What is needed:
All entries below are to be set down again, identical to the source.

Data entries:
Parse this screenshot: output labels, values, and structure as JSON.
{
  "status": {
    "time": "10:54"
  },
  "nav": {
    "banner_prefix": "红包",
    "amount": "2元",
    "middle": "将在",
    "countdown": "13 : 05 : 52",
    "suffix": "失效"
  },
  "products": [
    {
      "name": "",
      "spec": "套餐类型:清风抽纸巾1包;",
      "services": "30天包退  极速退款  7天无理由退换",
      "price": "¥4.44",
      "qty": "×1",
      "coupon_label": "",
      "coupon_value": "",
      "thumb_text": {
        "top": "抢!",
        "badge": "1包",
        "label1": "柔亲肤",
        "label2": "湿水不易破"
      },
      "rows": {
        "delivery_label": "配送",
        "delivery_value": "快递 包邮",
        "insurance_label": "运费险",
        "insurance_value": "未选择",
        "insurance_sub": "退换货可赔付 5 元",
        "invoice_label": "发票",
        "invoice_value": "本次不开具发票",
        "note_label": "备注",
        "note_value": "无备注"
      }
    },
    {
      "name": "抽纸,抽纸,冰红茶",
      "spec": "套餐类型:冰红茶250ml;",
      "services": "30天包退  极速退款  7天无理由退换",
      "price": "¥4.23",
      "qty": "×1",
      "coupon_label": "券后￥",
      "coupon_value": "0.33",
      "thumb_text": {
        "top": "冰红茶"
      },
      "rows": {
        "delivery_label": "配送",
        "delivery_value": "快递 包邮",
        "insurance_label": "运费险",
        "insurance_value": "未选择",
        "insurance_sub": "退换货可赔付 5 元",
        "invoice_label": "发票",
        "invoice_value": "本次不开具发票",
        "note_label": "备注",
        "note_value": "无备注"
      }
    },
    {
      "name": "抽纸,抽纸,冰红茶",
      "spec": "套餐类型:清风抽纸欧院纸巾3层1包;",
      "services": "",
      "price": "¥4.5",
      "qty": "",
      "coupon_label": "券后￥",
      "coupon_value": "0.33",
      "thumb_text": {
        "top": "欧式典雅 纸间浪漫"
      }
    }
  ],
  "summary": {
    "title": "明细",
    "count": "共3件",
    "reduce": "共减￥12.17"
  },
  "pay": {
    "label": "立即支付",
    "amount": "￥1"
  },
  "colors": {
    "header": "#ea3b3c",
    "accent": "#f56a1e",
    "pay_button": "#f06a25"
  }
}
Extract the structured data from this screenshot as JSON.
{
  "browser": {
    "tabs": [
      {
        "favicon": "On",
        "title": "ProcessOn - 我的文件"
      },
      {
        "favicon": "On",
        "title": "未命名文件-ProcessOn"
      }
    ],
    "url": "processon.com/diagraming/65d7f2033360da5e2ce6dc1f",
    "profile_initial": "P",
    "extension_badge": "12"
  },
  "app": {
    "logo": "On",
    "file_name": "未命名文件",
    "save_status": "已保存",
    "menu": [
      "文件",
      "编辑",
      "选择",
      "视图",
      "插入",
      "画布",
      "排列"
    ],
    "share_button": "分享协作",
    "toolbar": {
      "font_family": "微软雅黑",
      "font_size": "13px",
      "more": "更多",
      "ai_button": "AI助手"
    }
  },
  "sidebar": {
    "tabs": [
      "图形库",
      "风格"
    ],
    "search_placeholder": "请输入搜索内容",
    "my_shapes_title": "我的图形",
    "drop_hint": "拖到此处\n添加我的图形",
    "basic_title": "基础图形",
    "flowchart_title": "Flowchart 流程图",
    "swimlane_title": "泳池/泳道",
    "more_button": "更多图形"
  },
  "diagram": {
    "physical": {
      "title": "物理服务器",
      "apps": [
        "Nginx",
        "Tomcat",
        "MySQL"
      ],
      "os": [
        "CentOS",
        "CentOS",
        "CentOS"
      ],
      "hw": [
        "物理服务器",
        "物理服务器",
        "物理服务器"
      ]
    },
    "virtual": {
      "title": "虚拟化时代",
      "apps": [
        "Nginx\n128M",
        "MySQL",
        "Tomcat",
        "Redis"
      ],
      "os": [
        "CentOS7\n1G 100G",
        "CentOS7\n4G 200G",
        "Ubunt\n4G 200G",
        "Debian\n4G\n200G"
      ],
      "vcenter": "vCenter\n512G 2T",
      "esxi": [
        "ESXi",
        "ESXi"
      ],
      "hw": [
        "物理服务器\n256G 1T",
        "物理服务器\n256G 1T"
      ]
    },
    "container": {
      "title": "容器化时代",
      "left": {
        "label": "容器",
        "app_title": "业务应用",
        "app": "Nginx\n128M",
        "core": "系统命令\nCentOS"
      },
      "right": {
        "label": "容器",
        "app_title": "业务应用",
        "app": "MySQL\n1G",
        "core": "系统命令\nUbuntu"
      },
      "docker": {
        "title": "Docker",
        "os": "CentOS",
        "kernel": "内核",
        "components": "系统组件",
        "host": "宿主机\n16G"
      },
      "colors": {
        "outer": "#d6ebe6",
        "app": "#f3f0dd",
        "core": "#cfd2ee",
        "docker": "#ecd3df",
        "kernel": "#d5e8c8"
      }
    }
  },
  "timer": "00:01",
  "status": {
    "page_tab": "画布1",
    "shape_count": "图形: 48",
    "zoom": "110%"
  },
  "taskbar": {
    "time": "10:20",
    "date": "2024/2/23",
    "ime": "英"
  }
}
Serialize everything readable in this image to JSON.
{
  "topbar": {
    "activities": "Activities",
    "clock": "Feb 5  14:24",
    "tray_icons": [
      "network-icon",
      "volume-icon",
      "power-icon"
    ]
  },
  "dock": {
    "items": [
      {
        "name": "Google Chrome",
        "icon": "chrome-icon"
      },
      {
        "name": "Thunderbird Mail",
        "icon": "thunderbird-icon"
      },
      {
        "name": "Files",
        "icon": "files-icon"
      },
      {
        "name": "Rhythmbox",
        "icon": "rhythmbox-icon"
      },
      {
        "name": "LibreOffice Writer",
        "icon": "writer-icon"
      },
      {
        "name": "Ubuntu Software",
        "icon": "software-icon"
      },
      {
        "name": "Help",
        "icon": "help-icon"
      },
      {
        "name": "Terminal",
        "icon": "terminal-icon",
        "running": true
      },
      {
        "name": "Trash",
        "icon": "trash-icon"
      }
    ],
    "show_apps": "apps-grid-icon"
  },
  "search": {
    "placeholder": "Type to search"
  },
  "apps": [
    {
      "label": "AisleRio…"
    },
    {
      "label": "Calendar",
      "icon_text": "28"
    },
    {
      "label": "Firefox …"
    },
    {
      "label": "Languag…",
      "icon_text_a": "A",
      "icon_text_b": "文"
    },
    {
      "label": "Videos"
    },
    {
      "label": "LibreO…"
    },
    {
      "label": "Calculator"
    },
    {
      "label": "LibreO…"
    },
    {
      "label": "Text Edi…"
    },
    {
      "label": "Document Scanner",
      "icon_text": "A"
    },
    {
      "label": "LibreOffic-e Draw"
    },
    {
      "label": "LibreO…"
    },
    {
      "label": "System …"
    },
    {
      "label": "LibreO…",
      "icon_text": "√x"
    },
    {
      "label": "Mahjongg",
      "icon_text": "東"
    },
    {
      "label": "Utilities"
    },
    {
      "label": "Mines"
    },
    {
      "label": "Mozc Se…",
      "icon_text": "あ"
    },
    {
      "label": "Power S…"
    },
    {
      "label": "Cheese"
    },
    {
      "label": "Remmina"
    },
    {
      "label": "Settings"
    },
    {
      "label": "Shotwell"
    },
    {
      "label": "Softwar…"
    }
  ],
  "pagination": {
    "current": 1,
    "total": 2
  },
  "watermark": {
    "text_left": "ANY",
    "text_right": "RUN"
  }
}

Exercise response:
Parse this screenshot: output labels, values, and structure as JSON.
{
  "status": {
    "time": "10:54"
  },
  "nav": {
    "banner_prefix": "红包",
    "amount": "2元",
    "middle": "将在",
    "countdown": "13 : 05 : 52",
    "suffix": "失效"
  },
  "products": [
    {
      "name": "",
      "spec": "套餐类型:清风抽纸巾1包;",
      "services": "30天包退  极速退款  7天无理由退换",
      "price": "¥4.44",
      "qty": "×1",
      "coupon_label": "",
      "coupon_value": "",
      "thumb_text": {
        "top": "抢!",
        "badge": "1包",
        "label1": "柔亲肤",
        "label2": "湿水不易破"
      },
      "rows": {
        "delivery_label": "配送",
        "delivery_value": "快递 包邮",
        "insurance_label": "运费险",
        "insurance_value": "未选择",
        "insurance_sub": "退换货可赔付 5 元",
        "invoice_label": "发票",
        "invoice_value": "本次不开具发票",
        "note_label": "备注",
        "note_value": "无备注"
      }
    },
    {
      "name": "抽纸,抽纸,冰红茶",
      "spec": "套餐类型:冰红茶250ml;",
      "services": "30天包退  极速退款  7天无理由退换",
      "price": "¥4.23",
      "qty": "×1",
      "coupon_label": "券后￥",
      "coupon_value": "0.33",
      "thumb_text": {
        "top": "冰红茶"
      },
      "rows": {
        "delivery_label": "配送",
        "delivery_value": "快递 包邮",
        "insurance_label": "运费险",
        "insurance_value": "未选择",
        "insurance_sub": "退换货可赔付 5 元",
        "invoice_label": "发票",
        "invoice_value": "本次不开具发票",
        "note_label": "备注",
        "note_value": "无备注"
      }
    },
    {
      "name": "抽纸,抽纸,冰红茶",
      "spec": "套餐类型:清风抽纸欧院纸巾3层1包;",
      "services": "",
      "price": "¥4.5",
      "qty": "",
      "coupon_label": "券后￥",
      "coupon_value": "0.33",
      "thumb_text": {
        "top": "欧式典雅 纸间浪漫"
      }
    }
  ],
  "summary": {
    "title": "明细",
    "count": "共3件",
    "reduce": "共减￥12.17"
  },
  "pay": {
    "label": "立即支付",
    "amount": "￥1"
  },
  "colors": {
    "header": "#ea3b3c",
    "accent": "#f56a1e",
    "pay_button": "#f06a25"
  }
}
Extract the structured data from this screenshot as JSON.
{
  "browser": {
    "tabs": [
      {
        "favicon": "On",
        "title": "ProcessOn - 我的文件"
      },
      {
        "favicon": "On",
        "title": "未命名文件-ProcessOn"
      }
    ],
    "url": "processon.com/diagraming/65d7f2033360da5e2ce6dc1f",
    "profile_initial": "P",
    "extension_badge": "12"
  },
  "app": {
    "logo": "On",
    "file_name": "未命名文件",
    "save_status": "已保存",
    "menu": [
      "文件",
      "编辑",
      "选择",
      "视图",
      "插入",
      "画布",
      "排列"
    ],
    "share_button": "分享协作",
    "toolbar": {
      "font_family": "微软雅黑",
      "font_size": "13px",
      "more": "更多",
      "ai_button": "AI助手"
    }
  },
  "sidebar": {
    "tabs": [
      "图形库",
      "风格"
    ],
    "search_placeholder": "请输入搜索内容",
    "my_shapes_title": "我的图形",
    "drop_hint": "拖到此处\n添加我的图形",
    "basic_title": "基础图形",
    "flowchart_title": "Flowchart 流程图",
    "swimlane_title": "泳池/泳道",
    "more_button": "更多图形"
  },
  "diagram": {
    "physical": {
      "title": "物理服务器",
      "apps": [
        "Nginx",
        "Tomcat",
        "MySQL"
      ],
      "os": [
        "CentOS",
        "CentOS",
        "CentOS"
      ],
      "hw": [
        "物理服务器",
        "物理服务器",
        "物理服务器"
      ]
    },
    "virtual": {
      "title": "虚拟化时代",
      "apps": [
        "Nginx\n128M",
        "MySQL",
        "Tomcat",
        "Redis"
      ],
      "os": [
        "CentOS7\n1G 100G",
        "CentOS7\n4G 200G",
        "Ubunt\n4G 200G",
        "Debian\n4G\n200G"
      ],
      "vcenter": "vCenter\n512G 2T",
      "esxi": [
        "ESXi",
        "ESXi"
      ],
      "hw": [
        "物理服务器\n256G 1T",
        "物理服务器\n256G 1T"
      ]
    },
    "container": {
      "title": "容器化时代",
      "left": {
        "label": "容器",
        "app_title": "业务应用",
        "app": "Nginx\n128M",
        "core": "系统命令\nCentOS"
      },
      "right": {
        "label": "容器",
        "app_title": "业务应用",
        "app": "MySQL\n1G",
        "core": "系统命令\nUbuntu"
      },
      "docker": {
        "title": "Docker",
        "os": "CentOS",
        "kernel": "内核",
        "components": "系统组件",
        "host": "宿主机\n16G"
      },
      "colors": {
        "outer": "#d6ebe6",
        "app": "#f3f0dd",
        "core": "#cfd2ee",
        "docker": "#ecd3df",
        "kernel": "#d5e8c8"
      }
    }
  },
  "timer": "00:01",
  "status": {
    "page_tab": "画布1",
    "shape_count": "图形: 48",
    "zoom": "110%"
  },
  "taskbar": {
    "time": "10:20",
    "date": "2024/2/23",
    "ime": "英"
  }
}
Serialize everything readable in this image to JSON.
{
  "topbar": {
    "activities": "Activities",
    "clock": "Feb 5  14:24",
    "tray_icons": [
      "network-icon",
      "volume-icon",
      "power-icon"
    ]
  },
  "dock": {
    "items": [
      {
        "name": "Google Chrome",
        "icon": "chrome-icon"
      },
      {
        "name": "Thunderbird Mail",
        "icon": "thunderbird-icon"
      },
      {
        "name": "Files",
        "icon": "files-icon"
      },
      {
        "name": "Rhythmbox",
        "icon": "rhythmbox-icon"
      },
      {
        "name": "LibreOffice Writer",
        "icon": "writer-icon"
      },
      {
        "name": "Ubuntu Software",
        "icon": "software-icon"
      },
      {
        "name": "Help",
        "icon": "help-icon"
      },
      {
        "name": "Terminal",
        "icon": "terminal-icon",
        "running": true
      },
      {
        "name": "Trash",
        "icon": "trash-icon"
      }
    ],
    "show_apps": "apps-grid-icon"
  },
  "search": {
    "placeholder": "Type to search"
  },
  "apps": [
    {
      "label": "AisleRio…"
    },
    {
      "label": "Calendar",
      "icon_text": "28"
    },
    {
      "label": "Firefox …"
    },
    {
      "label": "Languag…",
      "icon_text_a": "A",
      "icon_text_b": "文"
    },
    {
      "label": "Videos"
    },
    {
      "label": "LibreO…"
    },
    {
      "label": "Calculator"
    },
    {
      "label": "LibreO…"
    },
    {
      "label": "Text Edi…"
    },
    {
      "label": "Document Scanner",
      "icon_text": "A"
    },
    {
      "label": "LibreOffic-e Draw"
    },
    {
      "label": "LibreO…"
    },
    {
      "label": "System …"
    },
    {
      "label": "LibreO…",
      "icon_text": "√x"
    },
    {
      "label": "Mahjongg",
      "icon_text": "東"
    },
    {
      "label": "Utilities"
    },
    {
      "label": "Mines"
    },
    {
      "label": "Mozc Se…",
      "icon_text": "あ"
    },
    {
      "label": "Power S…"
    },
    {
      "label": "Cheese"
    },
    {
      "label": "Remmina"
    },
    {
      "label": "Settings"
    },
    {
      "label": "Shotwell"
    },
    {
      "label": "Softwar…"
    }
  ],
  "pagination": {
    "current": 1,
    "total": 2
  },
  "watermark": {
    "text_left": "ANY",
    "text_right": "RUN"
  }
}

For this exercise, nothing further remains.